■ **OBJECTIVE**: Reproduce the listing below exactly. Pictures do not belong in the copy.

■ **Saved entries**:

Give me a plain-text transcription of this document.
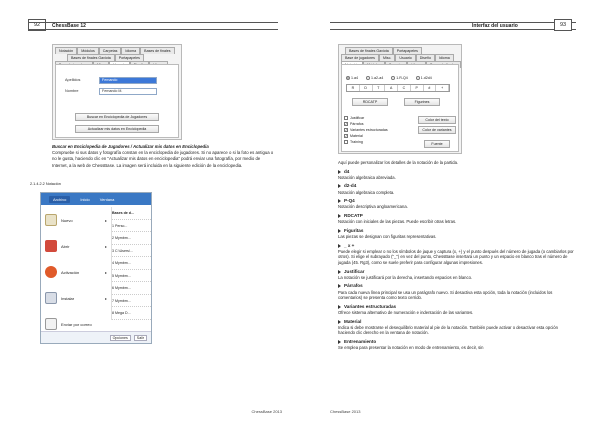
92	ChessBase 12
Notación	Módulos	Carpetas	Idioma	Bases de finales
Bases de finales Gaviota	Portapapeles
Apellidos	Fernando
Nombre	Fernando M.
Buscar en Enciclopedia de Jugadores
Actualizar mis datos en Enciclopedia
Buscar en Enciclopedia de Jugadores / Actualizar mis datos en Enciclopedia
Compruebe si sus datos y fotografía constan en la enciclopedia de jugadores. Si no aparece o si la foto es antigua o no le gusta, haciendo clic en "Actualizar mis datos en enciclopedia" podrá enviar una fotografía, por medio de Internet, a la web de ChessBase. La imagen será incluida en la siguiente edición de la enciclopedia.
2.1.4.2.2 Notación
Archivo	Inicio	Ventana
Nuevo	▸
Abrir	▸
Activación	▸
Instalar	▸
Enviar por correo
Bases de d...
1 Perso...
2 Mymbm...
3 C:\Users\...
4 Mymbm...
5 Mymbm...
6 Mymbm...
7 Mymbm...
8 Mega D...
Opciones	Salir
ChessBase 2013
Interfaz del usuario	93
Bases de finales Gaviota	Portapapeles
Base de jugadores	Misc.	Usuario	Diseño	Idioma
1.a4	1.a2-a4	1.R-Q4	1.d2d4
R	D	T	A	C	P	#	+
RDCATP	Figurines
Justificar
✓ Párrafos
✓ Variantes estructuradas
✓ Material
Training
Color del texto
Color de variantes
Fuente
Aquí puede personalizar los detalles de la notación de la partida.
d4
Notación algebraica abreviada.
d2-d4
Notación algebraica completa.
P-Q4
Notación descriptiva angloamericana.
RDCATP
Notación con iniciales de las piezas. Puede escribir otras letras.
Figuritas
Las piezas se designan con figuritas representativas.
_ x +
Puede elegir si emplear o no los símbolos de jaque y captura (x, +) y el punto después del número de jugada (o cambiarlos por otros). Si elige el subrayado ("_") en vez del punto, ChessBase insertará un punto y un espacio en blanco tras el número de jugada (45. Rg3), como se suele preferir para configurar algunas impresiones.
Justificar
La notación se justificará por la derecha, insertando espacios en blanco.
Párrafos
Para cada nueva línea principal se usa un parágrafo nuevo. Si desactiva esta opción, toda la notación (incluidos los comentarios) se presenta como texto cerrido.
Variantes estructuradas
Ofrece sistema alternativo de numeración e indentación de las variantes.
Material
Indica si debe mostrarse el desequilibrio material al pie de la notación. También puede activar o desactivar esta opción haciendo clic derecho en la ventana de notación.
Entrenamiento
Se emplea para presentar la notación en modo de entrenamiento, es decir, sin
ChessBase 2013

■ **EXERCISE SOLUTION**:
Give me a plain-text transcription of this document.
92	ChessBase 12
Notación	Módulos	Carpetas	Idioma	Bases de finales
Bases de finales Gaviota	Portapapeles
Apellidos	Fernando
Nombre	Fernando M.
Buscar en Enciclopedia de Jugadores
Actualizar mis datos en Enciclopedia
Buscar en Enciclopedia de Jugadores / Actualizar mis datos en Enciclopedia
Compruebe si sus datos y fotografía constan en la enciclopedia de jugadores. Si no aparece o si la foto es antigua o no le gusta, haciendo clic en "Actualizar mis datos en enciclopedia" podrá enviar una fotografía, por medio de Internet, a la web de ChessBase. La imagen será incluida en la siguiente edición de la enciclopedia.
2.1.4.2.2 Notación
Archivo	Inicio	Ventana
Nuevo	▸
Abrir	▸
Activación	▸
Instalar	▸
Enviar por correo
Bases de d...
1 Perso...
2 Mymbm...
3 C:\Users\...
4 Mymbm...
5 Mymbm...
6 Mymbm...
7 Mymbm...
8 Mega D...
Opciones	Salir
ChessBase 2013
Interfaz del usuario	93
Bases de finales Gaviota	Portapapeles
Base de jugadores	Misc.	Usuario	Diseño	Idioma
1.a4	1.a2-a4	1.R-Q4	1.d2d4
R	D	T	A	C	P	#	+
RDCATP	Figurines
Justificar
✓ Párrafos
✓ Variantes estructuradas
✓ Material
Training
Color del texto
Color de variantes
Fuente
Aquí puede personalizar los detalles de la notación de la partida.
d4
Notación algebraica abreviada.
d2-d4
Notación algebraica completa.
P-Q4
Notación descriptiva angloamericana.
RDCATP
Notación con iniciales de las piezas. Puede escribir otras letras.
Figuritas
Las piezas se designan con figuritas representativas.
_ x +
Puede elegir si emplear o no los símbolos de jaque y captura (x, +) y el punto después del número de jugada (o cambiarlos por otros). Si elige el subrayado ("_") en vez del punto, ChessBase insertará un punto y un espacio en blanco tras el número de jugada (45. Rg3), como se suele preferir para configurar algunas impresiones.
Justificar
La notación se justificará por la derecha, insertando espacios en blanco.
Párrafos
Para cada nueva línea principal se usa un parágrafo nuevo. Si desactiva esta opción, toda la notación (incluidos los comentarios) se presenta como texto cerrido.
Variantes estructuradas
Ofrece sistema alternativo de numeración e indentación de las variantes.
Material
Indica si debe mostrarse el desequilibrio material al pie de la notación. También puede activar o desactivar esta opción haciendo clic derecho en la ventana de notación.
Entrenamiento
Se emplea para presentar la notación en modo de entrenamiento, es decir, sin
ChessBase 2013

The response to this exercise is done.